Task statement: Please set down these lines exactly as they appear, covering all the records.

[Element location data]
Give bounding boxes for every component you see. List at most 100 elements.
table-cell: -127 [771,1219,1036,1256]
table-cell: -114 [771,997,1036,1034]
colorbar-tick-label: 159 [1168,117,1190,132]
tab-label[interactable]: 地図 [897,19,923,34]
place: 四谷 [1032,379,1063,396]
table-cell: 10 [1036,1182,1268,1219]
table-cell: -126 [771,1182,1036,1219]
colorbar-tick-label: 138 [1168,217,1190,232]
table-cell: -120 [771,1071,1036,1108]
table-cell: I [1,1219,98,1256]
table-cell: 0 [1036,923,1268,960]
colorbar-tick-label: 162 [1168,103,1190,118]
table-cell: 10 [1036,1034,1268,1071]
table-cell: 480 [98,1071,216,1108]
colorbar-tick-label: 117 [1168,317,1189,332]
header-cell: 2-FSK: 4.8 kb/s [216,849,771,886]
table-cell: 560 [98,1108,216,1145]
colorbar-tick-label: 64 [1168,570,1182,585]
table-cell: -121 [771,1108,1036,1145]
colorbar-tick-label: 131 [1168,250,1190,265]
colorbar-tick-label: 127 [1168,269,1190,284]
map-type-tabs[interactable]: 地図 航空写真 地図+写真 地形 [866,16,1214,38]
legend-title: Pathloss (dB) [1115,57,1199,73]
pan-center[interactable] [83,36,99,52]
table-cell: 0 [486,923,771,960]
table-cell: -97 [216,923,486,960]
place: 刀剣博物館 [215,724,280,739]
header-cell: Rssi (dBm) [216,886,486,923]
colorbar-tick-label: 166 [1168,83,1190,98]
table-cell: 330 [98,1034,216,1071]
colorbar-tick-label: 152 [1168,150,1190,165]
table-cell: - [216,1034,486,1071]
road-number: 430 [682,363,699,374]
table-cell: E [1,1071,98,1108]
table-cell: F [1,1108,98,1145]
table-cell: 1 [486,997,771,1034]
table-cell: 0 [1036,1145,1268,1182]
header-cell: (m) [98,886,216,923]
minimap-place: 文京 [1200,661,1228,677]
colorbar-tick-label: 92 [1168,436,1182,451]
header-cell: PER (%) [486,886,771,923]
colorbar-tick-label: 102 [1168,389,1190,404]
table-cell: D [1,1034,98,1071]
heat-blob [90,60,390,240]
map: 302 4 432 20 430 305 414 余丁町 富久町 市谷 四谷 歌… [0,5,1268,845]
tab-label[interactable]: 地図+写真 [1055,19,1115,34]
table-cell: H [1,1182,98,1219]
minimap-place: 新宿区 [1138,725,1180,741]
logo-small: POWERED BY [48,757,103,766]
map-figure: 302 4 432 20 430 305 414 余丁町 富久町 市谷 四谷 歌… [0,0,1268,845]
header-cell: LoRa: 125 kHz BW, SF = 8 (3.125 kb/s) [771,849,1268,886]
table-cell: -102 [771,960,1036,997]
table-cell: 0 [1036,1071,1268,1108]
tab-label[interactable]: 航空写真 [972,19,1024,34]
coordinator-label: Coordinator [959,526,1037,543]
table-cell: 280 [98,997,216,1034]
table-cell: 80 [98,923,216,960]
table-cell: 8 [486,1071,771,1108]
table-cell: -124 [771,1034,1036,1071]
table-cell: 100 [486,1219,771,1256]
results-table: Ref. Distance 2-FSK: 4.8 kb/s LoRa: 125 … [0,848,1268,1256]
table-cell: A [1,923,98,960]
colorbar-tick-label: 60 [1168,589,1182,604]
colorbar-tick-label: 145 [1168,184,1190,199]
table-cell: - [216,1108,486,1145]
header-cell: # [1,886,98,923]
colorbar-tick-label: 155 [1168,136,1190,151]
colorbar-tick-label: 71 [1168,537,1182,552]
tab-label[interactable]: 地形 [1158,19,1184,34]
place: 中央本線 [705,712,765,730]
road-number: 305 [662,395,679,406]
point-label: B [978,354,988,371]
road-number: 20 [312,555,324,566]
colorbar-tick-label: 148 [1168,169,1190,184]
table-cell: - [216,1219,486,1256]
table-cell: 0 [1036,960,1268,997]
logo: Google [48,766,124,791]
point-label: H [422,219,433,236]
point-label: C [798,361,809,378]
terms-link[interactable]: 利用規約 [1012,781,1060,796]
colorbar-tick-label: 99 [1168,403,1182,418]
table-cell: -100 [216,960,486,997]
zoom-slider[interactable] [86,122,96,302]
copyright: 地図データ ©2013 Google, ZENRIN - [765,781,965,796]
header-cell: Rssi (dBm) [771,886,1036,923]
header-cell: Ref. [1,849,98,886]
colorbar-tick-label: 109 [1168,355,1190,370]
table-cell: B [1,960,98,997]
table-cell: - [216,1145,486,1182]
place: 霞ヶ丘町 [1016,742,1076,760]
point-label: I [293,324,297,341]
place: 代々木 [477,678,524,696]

Solution to this problem:
Give bounding boxes for every component you see. List at most 100 elements.
table-cell: -127 [771,1219,1036,1256]
table-cell: -114 [771,997,1036,1034]
colorbar-tick-label: 159 [1168,117,1190,132]
tab-label[interactable]: 地図 [897,19,923,34]
place: 四谷 [1032,379,1063,396]
table-cell: 10 [1036,1182,1268,1219]
table-cell: -126 [771,1182,1036,1219]
colorbar-tick-label: 138 [1168,217,1190,232]
table-cell: -120 [771,1071,1036,1108]
table-cell: I [1,1219,98,1256]
table-cell: 0 [1036,923,1268,960]
colorbar-tick-label: 162 [1168,103,1190,118]
table-cell: 10 [1036,1034,1268,1071]
table-cell: 480 [98,1071,216,1108]
colorbar-tick-label: 117 [1168,317,1189,332]
header-cell: 2-FSK: 4.8 kb/s [216,849,771,886]
table-cell: 560 [98,1108,216,1145]
colorbar-tick-label: 64 [1168,570,1182,585]
table-cell: -121 [771,1108,1036,1145]
colorbar-tick-label: 131 [1168,250,1190,265]
colorbar-tick-label: 127 [1168,269,1190,284]
map-type-tabs[interactable]: 地図 航空写真 地図+写真 地形 [866,16,1214,38]
legend-title: Pathloss (dB) [1115,57,1199,73]
pan-center[interactable] [83,36,99,52]
table-cell: 0 [486,923,771,960]
table-cell: -97 [216,923,486,960]
place: 刀剣博物館 [215,724,280,739]
header-cell: Rssi (dBm) [216,886,486,923]
colorbar-tick-label: 166 [1168,83,1190,98]
table-cell: 330 [98,1034,216,1071]
colorbar-tick-label: 152 [1168,150,1190,165]
table-cell: - [216,1034,486,1071]
road-number: 430 [682,363,699,374]
table-cell: E [1,1071,98,1108]
table-cell: F [1,1108,98,1145]
table-cell: 1 [486,997,771,1034]
table-cell: 0 [1036,1145,1268,1182]
header-cell: (m) [98,886,216,923]
minimap-place: 文京 [1200,661,1228,677]
colorbar-tick-label: 92 [1168,436,1182,451]
header-cell: PER (%) [486,886,771,923]
colorbar-tick-label: 102 [1168,389,1190,404]
table-cell: D [1,1034,98,1071]
heat-blob [90,60,390,240]
map: 302 4 432 20 430 305 414 余丁町 富久町 市谷 四谷 歌… [0,5,1268,845]
tab-label[interactable]: 地図+写真 [1055,19,1115,34]
table-cell: H [1,1182,98,1219]
minimap-place: 新宿区 [1138,725,1180,741]
logo-small: POWERED BY [48,757,103,766]
map-figure: 302 4 432 20 430 305 414 余丁町 富久町 市谷 四谷 歌… [0,0,1268,845]
header-cell: LoRa: 125 kHz BW, SF = 8 (3.125 kb/s) [771,849,1268,886]
table-cell: -102 [771,960,1036,997]
table-cell: 0 [1036,1071,1268,1108]
tab-label[interactable]: 航空写真 [972,19,1024,34]
coordinator-label: Coordinator [959,526,1037,543]
table-cell: 280 [98,997,216,1034]
table-cell: 80 [98,923,216,960]
table-cell: 8 [486,1071,771,1108]
table-cell: -124 [771,1034,1036,1071]
table-cell: 100 [486,1219,771,1256]
results-table: Ref. Distance 2-FSK: 4.8 kb/s LoRa: 125 … [0,848,1268,1256]
table-cell: A [1,923,98,960]
colorbar-tick-label: 60 [1168,589,1182,604]
colorbar-tick-label: 145 [1168,184,1190,199]
table-cell: - [216,1108,486,1145]
header-cell: # [1,886,98,923]
colorbar-tick-label: 155 [1168,136,1190,151]
colorbar-tick-label: 71 [1168,537,1182,552]
tab-label[interactable]: 地形 [1158,19,1184,34]
place: 中央本線 [705,712,765,730]
road-number: 305 [662,395,679,406]
point-label: B [978,354,988,371]
road-number: 20 [312,555,324,566]
colorbar-tick-label: 148 [1168,169,1190,184]
table-cell: - [216,1219,486,1256]
table-cell: 0 [1036,960,1268,997]
logo: Google [48,766,124,791]
point-label: H [422,219,433,236]
point-label: C [798,361,809,378]
terms-link[interactable]: 利用規約 [1012,781,1060,796]
colorbar-tick-label: 99 [1168,403,1182,418]
table-cell: -100 [216,960,486,997]
zoom-slider[interactable] [86,122,96,302]
copyright: 地図データ ©2013 Google, ZENRIN - [765,781,965,796]
header-cell: Rssi (dBm) [771,886,1036,923]
header-cell: Ref. [1,849,98,886]
colorbar-tick-label: 109 [1168,355,1190,370]
table-cell: B [1,960,98,997]
table-cell: - [216,1145,486,1182]
place: 霞ヶ丘町 [1016,742,1076,760]
point-label: I [293,324,297,341]
place: 代々木 [477,678,524,696]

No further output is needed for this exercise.